## [TO BE DONE]
Omit every picture and write out the rest of the records exactly.

Collection entries:
= = = = =
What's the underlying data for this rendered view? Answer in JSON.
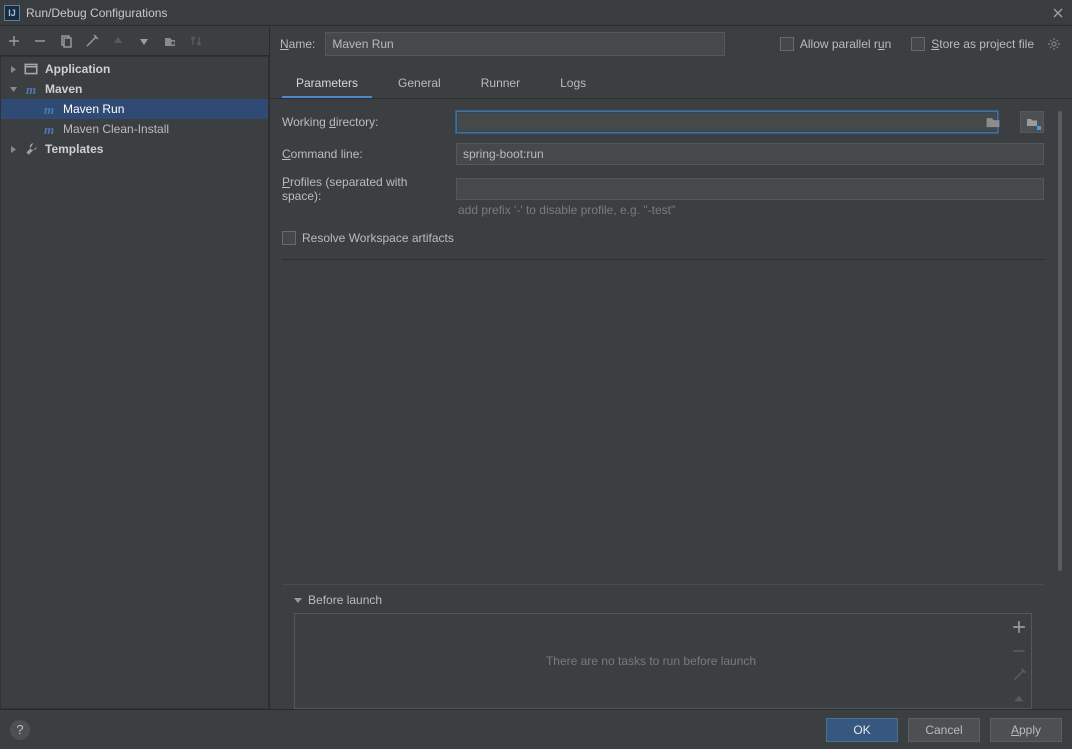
{
  "window": {
    "title": "Run/Debug Configurations"
  },
  "toolbar": {
    "add": "add",
    "remove": "remove",
    "copy": "copy",
    "wrench": "edit-defaults",
    "up": "move-up",
    "down": "move-down",
    "folder": "save",
    "sort": "sort"
  },
  "tree": {
    "items": [
      {
        "label": "Application",
        "icon": "app",
        "level": 0,
        "arrow": "right",
        "bold": true
      },
      {
        "label": "Maven",
        "icon": "m",
        "level": 0,
        "arrow": "down",
        "bold": true
      },
      {
        "label": "Maven Run",
        "icon": "m",
        "level": 1,
        "selected": true
      },
      {
        "label": "Maven Clean-Install",
        "icon": "m",
        "level": 1
      },
      {
        "label": "Templates",
        "icon": "wrench",
        "level": 0,
        "arrow": "right",
        "bold": true
      }
    ]
  },
  "header": {
    "name_label_pre": "N",
    "name_label_rest": "ame:",
    "name_value": "Maven Run",
    "allow_parallel_pre": "Allow parallel r",
    "allow_parallel_u": "u",
    "allow_parallel_post": "n",
    "store_pre": "S",
    "store_rest": "tore as project file"
  },
  "tabs": [
    {
      "label": "Parameters",
      "active": true
    },
    {
      "label": "General"
    },
    {
      "label": "Runner"
    },
    {
      "label": "Logs"
    }
  ],
  "form": {
    "wd_label_pre": "Working ",
    "wd_label_u": "d",
    "wd_label_post": "irectory:",
    "wd_value": "",
    "cmd_label_u": "C",
    "cmd_label_rest": "ommand line:",
    "cmd_value": "spring-boot:run",
    "prof_label_u": "P",
    "prof_label_rest": "rofiles (separated with space):",
    "prof_value": "",
    "prof_hint": "add prefix '-' to disable profile, e.g. \"-test\"",
    "resolve_pre": "Resolve ",
    "resolve_u": "W",
    "resolve_post": "orkspace artifacts"
  },
  "before": {
    "label_u": "B",
    "label_rest": "efore launch",
    "empty": "There are no tasks to run before launch"
  },
  "footer": {
    "ok": "OK",
    "cancel": "Cancel",
    "apply_u": "A",
    "apply_rest": "pply"
  }
}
= = = = =
## [TASK SOLUTION]
What's the underlying data for this rendered view? Answer in JSON.
{
  "window": {
    "title": "Run/Debug Configurations"
  },
  "toolbar": {
    "add": "add",
    "remove": "remove",
    "copy": "copy",
    "wrench": "edit-defaults",
    "up": "move-up",
    "down": "move-down",
    "folder": "save",
    "sort": "sort"
  },
  "tree": {
    "items": [
      {
        "label": "Application",
        "icon": "app",
        "level": 0,
        "arrow": "right",
        "bold": true
      },
      {
        "label": "Maven",
        "icon": "m",
        "level": 0,
        "arrow": "down",
        "bold": true
      },
      {
        "label": "Maven Run",
        "icon": "m",
        "level": 1,
        "selected": true
      },
      {
        "label": "Maven Clean-Install",
        "icon": "m",
        "level": 1
      },
      {
        "label": "Templates",
        "icon": "wrench",
        "level": 0,
        "arrow": "right",
        "bold": true
      }
    ]
  },
  "header": {
    "name_label_pre": "N",
    "name_label_rest": "ame:",
    "name_value": "Maven Run",
    "allow_parallel_pre": "Allow parallel r",
    "allow_parallel_u": "u",
    "allow_parallel_post": "n",
    "store_pre": "S",
    "store_rest": "tore as project file"
  },
  "tabs": [
    {
      "label": "Parameters",
      "active": true
    },
    {
      "label": "General"
    },
    {
      "label": "Runner"
    },
    {
      "label": "Logs"
    }
  ],
  "form": {
    "wd_label_pre": "Working ",
    "wd_label_u": "d",
    "wd_label_post": "irectory:",
    "wd_value": "",
    "cmd_label_u": "C",
    "cmd_label_rest": "ommand line:",
    "cmd_value": "spring-boot:run",
    "prof_label_u": "P",
    "prof_label_rest": "rofiles (separated with space):",
    "prof_value": "",
    "prof_hint": "add prefix '-' to disable profile, e.g. \"-test\"",
    "resolve_pre": "Resolve ",
    "resolve_u": "W",
    "resolve_post": "orkspace artifacts"
  },
  "before": {
    "label_u": "B",
    "label_rest": "efore launch",
    "empty": "There are no tasks to run before launch"
  },
  "footer": {
    "ok": "OK",
    "cancel": "Cancel",
    "apply_u": "A",
    "apply_rest": "pply"
  }
}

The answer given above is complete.